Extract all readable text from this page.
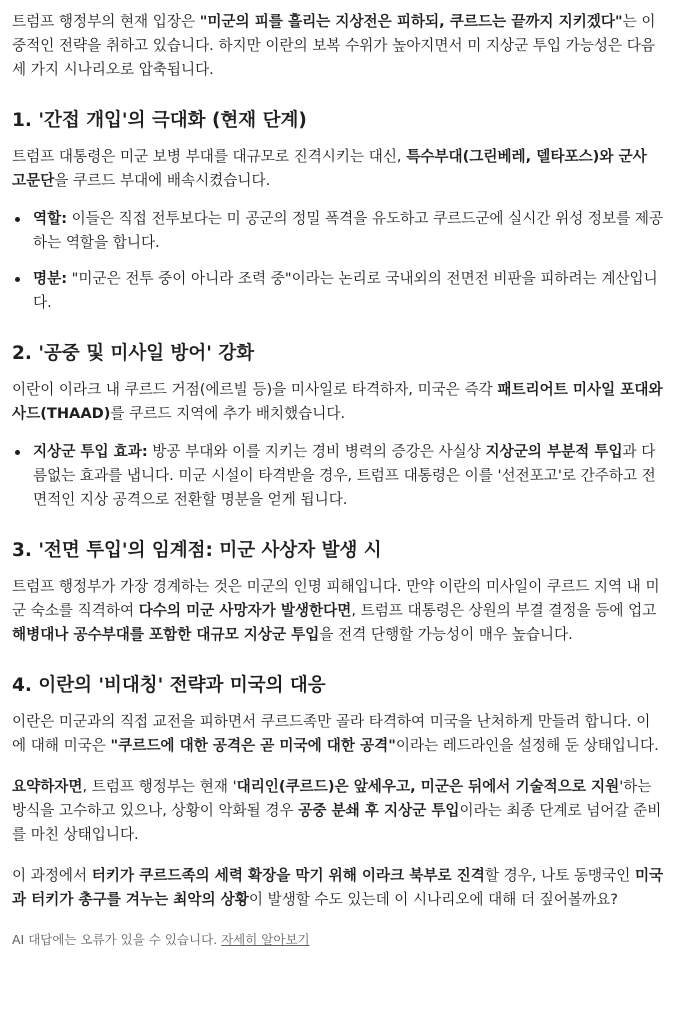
트럼프 행정부의 현재 입장은 "미군의 피를 흘리는 지상전은 피하되, 쿠르드는 끝까지 지키겠다"는 이중적인 전략을 취하고 있습니다. 하지만 이란의 보복 수위가 높아지면서 미 지상군 투입 가능성은 다음 세 가지 시나리오로 압축됩니다.

1. '간접 개입'의 극대화 (현재 단계)

트럼프 대통령은 미군 보병 부대를 대규모로 진격시키는 대신, 특수부대(그린베레, 델타포스)와 군사 고문단을 쿠르드 부대에 배속시켰습니다.

역할: 이들은 직접 전투보다는 미 공군의 정밀 폭격을 유도하고 쿠르드군에 실시간 위성 정보를 제공하는 역할을 합니다.
명분: "미군은 전투 중이 아니라 조력 중"이라는 논리로 국내외의 전면전 비판을 피하려는 계산입니다.
2. '공중 및 미사일 방어' 강화

이란이 이라크 내 쿠르드 거점(에르빌 등)을 미사일로 타격하자, 미국은 즉각 패트리어트 미사일 포대와 사드(THAAD)를 쿠르드 지역에 추가 배치했습니다.

지상군 투입 효과: 방공 부대와 이를 지키는 경비 병력의 증강은 사실상 지상군의 부분적 투입과 다름없는 효과를 냅니다. 미군 시설이 타격받을 경우, 트럼프 대통령은 이를 '선전포고'로 간주하고 전면적인 지상 공격으로 전환할 명분을 얻게 됩니다.
3. '전면 투입'의 임계점: 미군 사상자 발생 시

트럼프 행정부가 가장 경계하는 것은 미군의 인명 피해입니다. 만약 이란의 미사일이 쿠르드 지역 내 미군 숙소를 직격하여 다수의 미군 사망자가 발생한다면, 트럼프 대통령은 상원의 부결 결정을 등에 업고 해병대나 공수부대를 포함한 대규모 지상군 투입을 전격 단행할 가능성이 매우 높습니다.

4. 이란의 '비대칭' 전략과 미국의 대응

이란은 미군과의 직접 교전을 피하면서 쿠르드족만 골라 타격하여 미국을 난처하게 만들려 합니다. 이에 대해 미국은 "쿠르드에 대한 공격은 곧 미국에 대한 공격"이라는 레드라인을 설정해 둔 상태입니다.

요약하자면, 트럼프 행정부는 현재 '대리인(쿠르드)은 앞세우고, 미군은 뒤에서 기술적으로 지원'하는 방식을 고수하고 있으나, 상황이 악화될 경우 공중 분쇄 후 지상군 투입이라는 최종 단계로 넘어갈 준비를 마친 상태입니다.

이 과정에서 터키가 쿠르드족의 세력 확장을 막기 위해 이라크 북부로 진격할 경우, 나토 동맹국인 미국과 터키가 총구를 겨누는 최악의 상황이 발생할 수도 있는데 이 시나리오에 대해 더 짚어볼까요?

AI 대답에는 오류가 있을 수 있습니다. 자세히 알아보기
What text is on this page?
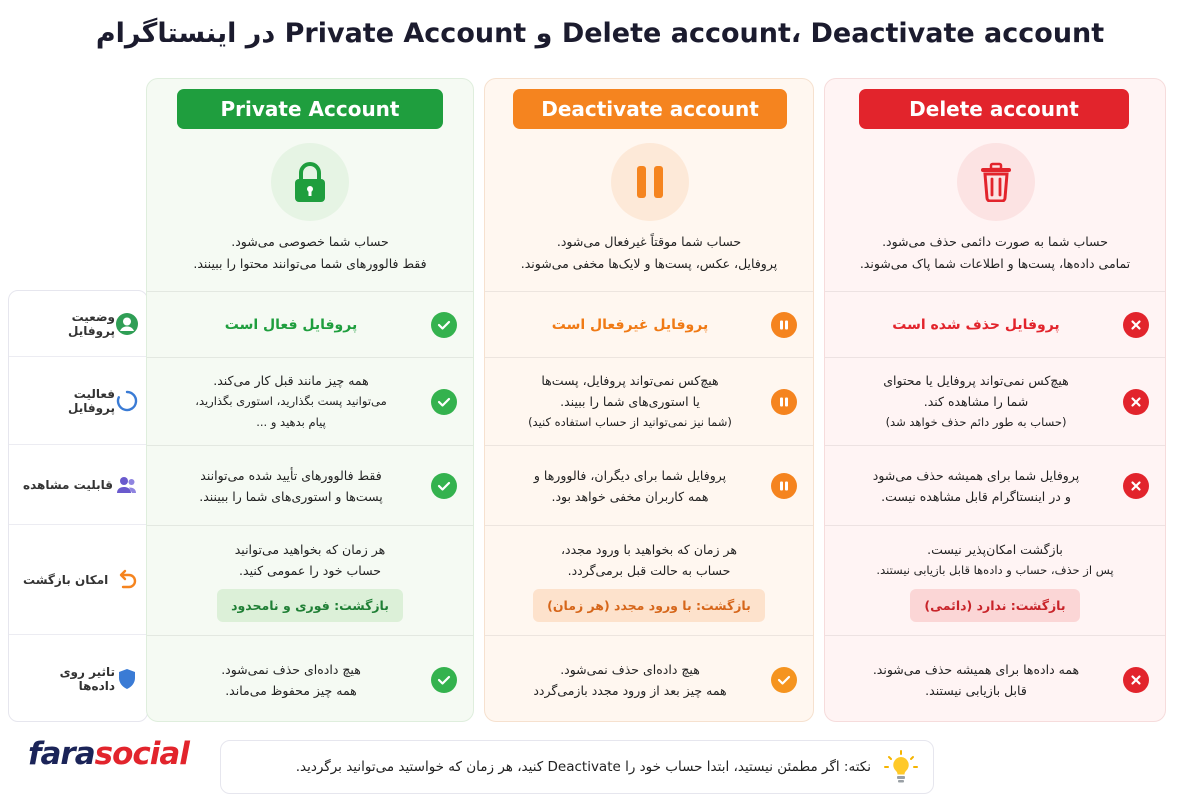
Delete account، Deactivate account و Private Account در اینستاگرام
وضعیت پروفایل
فعالیت پروفایل
قابلیت مشاهده
امکان بازگشت
تاثیر روی داده‌ها
Private Account
حساب شما خصوصی می‌شود.
فقط فالوورهای شما می‌توانند محتوا را ببینند.
پروفایل فعال است
همه چیز مانند قبل کار می‌کند.
می‌توانید پست بگذارید، استوری بگذارید،
پیام بدهید و ...
فقط فالوورهای تأیید شده می‌توانند
پست‌ها و استوری‌های شما را ببینند.
هر زمان که بخواهید می‌توانید
حساب خود را عمومی کنید.
بازگشت: فوری و نامحدود
هیچ داده‌ای حذف نمی‌شود.
همه چیز محفوظ می‌ماند.
Deactivate account
حساب شما موقتاً غیرفعال می‌شود.
پروفایل، عکس، پست‌ها و لایک‌ها مخفی می‌شوند.
پروفایل غیرفعال است
هیچ‌کس نمی‌تواند پروفایل، پست‌ها
یا استوری‌های شما را ببیند.
(شما نیز نمی‌توانید از حساب استفاده کنید)
پروفایل شما برای دیگران، فالوورها و
همه کاربران مخفی خواهد بود.
هر زمان که بخواهید با ورود مجدد،
حساب به حالت قبل برمی‌گردد.
بازگشت: با ورود مجدد (هر زمان)
هیچ داده‌ای حذف نمی‌شود.
همه چیز بعد از ورود مجدد بازمی‌گردد
Delete account
حساب شما به صورت دائمی حذف می‌شود.
تمامی داده‌ها، پست‌ها و اطلاعات شما پاک می‌شوند.
پروفایل حذف شده است
هیچ‌کس نمی‌تواند پروفایل یا محتوای
شما را مشاهده کند.
(حساب به طور دائم حذف خواهد شد)
پروفایل شما برای همیشه حذف می‌شود
و در اینستاگرام قابل مشاهده نیست.
بازگشت امکان‌پذیر نیست.
پس از حذف، حساب و داده‌ها قابل بازیابی نیستند.
بازگشت: ندارد (دائمی)
همه داده‌ها برای همیشه حذف می‌شوند.
قابل بازیابی نیستند.
farasocial	نکته: اگر مطمئن نیستید، ابتدا حساب خود را Deactivate کنید، هر زمان که خواستید می‌توانید برگردید.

+ + + + +

Collect the lines of the data that carry the word "کنید".

حساب خود را عمومی کنید.
(شما نیز نمی‌توانید از حساب استفاده کنید)
farasocial	نکته: اگر مطمئن نیستید، ابتدا حساب خود را Deactivate کنید، هر زمان که خواستید می‌توانید برگردید.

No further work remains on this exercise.